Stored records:

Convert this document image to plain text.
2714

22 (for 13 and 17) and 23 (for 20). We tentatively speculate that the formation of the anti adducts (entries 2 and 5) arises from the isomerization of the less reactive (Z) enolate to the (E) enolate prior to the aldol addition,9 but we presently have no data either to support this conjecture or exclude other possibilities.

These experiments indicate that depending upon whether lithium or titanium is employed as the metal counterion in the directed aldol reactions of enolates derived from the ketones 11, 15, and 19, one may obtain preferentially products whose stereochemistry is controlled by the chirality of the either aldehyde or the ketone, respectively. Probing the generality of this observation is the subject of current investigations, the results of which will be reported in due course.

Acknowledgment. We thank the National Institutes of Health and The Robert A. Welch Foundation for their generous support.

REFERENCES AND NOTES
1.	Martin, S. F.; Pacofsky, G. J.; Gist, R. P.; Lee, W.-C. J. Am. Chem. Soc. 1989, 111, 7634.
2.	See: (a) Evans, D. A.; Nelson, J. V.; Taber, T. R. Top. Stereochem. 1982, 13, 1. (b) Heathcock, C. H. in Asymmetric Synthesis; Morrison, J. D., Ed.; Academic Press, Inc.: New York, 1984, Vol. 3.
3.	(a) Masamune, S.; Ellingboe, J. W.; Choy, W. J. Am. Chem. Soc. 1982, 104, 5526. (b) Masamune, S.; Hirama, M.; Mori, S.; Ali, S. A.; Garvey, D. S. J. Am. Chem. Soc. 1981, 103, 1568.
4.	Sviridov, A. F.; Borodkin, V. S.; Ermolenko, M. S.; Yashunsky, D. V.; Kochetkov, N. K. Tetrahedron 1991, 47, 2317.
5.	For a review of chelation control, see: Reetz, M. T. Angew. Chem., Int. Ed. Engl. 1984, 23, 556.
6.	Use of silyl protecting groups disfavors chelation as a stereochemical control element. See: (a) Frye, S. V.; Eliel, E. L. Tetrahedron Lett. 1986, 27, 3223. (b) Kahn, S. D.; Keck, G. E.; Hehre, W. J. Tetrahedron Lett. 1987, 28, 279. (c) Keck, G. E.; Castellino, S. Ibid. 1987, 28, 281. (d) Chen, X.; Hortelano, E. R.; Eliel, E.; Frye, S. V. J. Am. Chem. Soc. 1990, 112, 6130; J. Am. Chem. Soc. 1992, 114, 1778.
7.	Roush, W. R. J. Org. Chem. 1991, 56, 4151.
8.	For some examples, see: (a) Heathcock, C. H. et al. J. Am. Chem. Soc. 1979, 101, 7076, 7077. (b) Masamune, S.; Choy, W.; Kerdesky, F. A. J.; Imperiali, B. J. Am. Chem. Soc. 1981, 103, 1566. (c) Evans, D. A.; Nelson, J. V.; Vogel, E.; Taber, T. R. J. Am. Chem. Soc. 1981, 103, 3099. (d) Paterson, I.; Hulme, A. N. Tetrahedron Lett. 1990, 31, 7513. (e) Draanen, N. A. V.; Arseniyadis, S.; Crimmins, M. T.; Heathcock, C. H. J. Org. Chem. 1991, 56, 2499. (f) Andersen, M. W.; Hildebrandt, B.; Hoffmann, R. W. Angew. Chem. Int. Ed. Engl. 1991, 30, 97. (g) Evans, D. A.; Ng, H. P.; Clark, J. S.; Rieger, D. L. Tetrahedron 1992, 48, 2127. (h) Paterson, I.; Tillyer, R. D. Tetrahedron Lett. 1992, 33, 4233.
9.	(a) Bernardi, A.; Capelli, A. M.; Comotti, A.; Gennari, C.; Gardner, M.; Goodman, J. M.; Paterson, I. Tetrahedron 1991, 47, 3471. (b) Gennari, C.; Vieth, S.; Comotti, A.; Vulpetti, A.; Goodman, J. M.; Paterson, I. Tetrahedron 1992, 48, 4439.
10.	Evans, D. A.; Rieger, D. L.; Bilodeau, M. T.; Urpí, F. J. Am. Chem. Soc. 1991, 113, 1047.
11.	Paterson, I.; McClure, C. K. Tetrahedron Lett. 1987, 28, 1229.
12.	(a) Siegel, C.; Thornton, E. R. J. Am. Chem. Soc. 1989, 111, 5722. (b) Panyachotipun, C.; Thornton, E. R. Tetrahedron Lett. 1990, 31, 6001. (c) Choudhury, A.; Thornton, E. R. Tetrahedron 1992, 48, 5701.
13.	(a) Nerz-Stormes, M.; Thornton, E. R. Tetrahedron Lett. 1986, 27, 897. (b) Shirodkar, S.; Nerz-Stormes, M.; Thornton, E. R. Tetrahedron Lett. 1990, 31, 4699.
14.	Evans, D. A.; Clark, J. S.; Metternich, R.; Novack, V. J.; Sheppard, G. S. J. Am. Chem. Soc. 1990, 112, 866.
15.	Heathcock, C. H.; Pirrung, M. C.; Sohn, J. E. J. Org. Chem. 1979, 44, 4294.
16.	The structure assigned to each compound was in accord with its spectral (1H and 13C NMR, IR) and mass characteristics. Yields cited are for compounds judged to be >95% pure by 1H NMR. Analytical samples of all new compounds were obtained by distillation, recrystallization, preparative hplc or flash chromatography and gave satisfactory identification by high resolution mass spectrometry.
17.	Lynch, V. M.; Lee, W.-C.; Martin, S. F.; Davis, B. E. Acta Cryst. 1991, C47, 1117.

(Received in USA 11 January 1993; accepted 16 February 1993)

- _PROBLEM_
Gather all the lines that include the word "this" and copy them out.

- _EXERCISE SOLUTION_
Convert this document image to plain text.
22 (for 13 and 17) and 23 (for 20). We tentatively speculate that the formation of the anti adducts (entries 2 and 5) arises from the isomerization of the less reactive (Z) enolate to the (E) enolate prior to the aldol addition,9 but we presently have no data either to support this conjecture or exclude other possibilities.
These experiments indicate that depending upon whether lithium or titanium is employed as the metal counterion in the directed aldol reactions of enolates derived from the ketones 11, 15, and 19, one may obtain preferentially products whose stereochemistry is controlled by the chirality of the either aldehyde or the ketone, respectively. Probing the generality of this observation is the subject of current investigations, the results of which will be reported in due course.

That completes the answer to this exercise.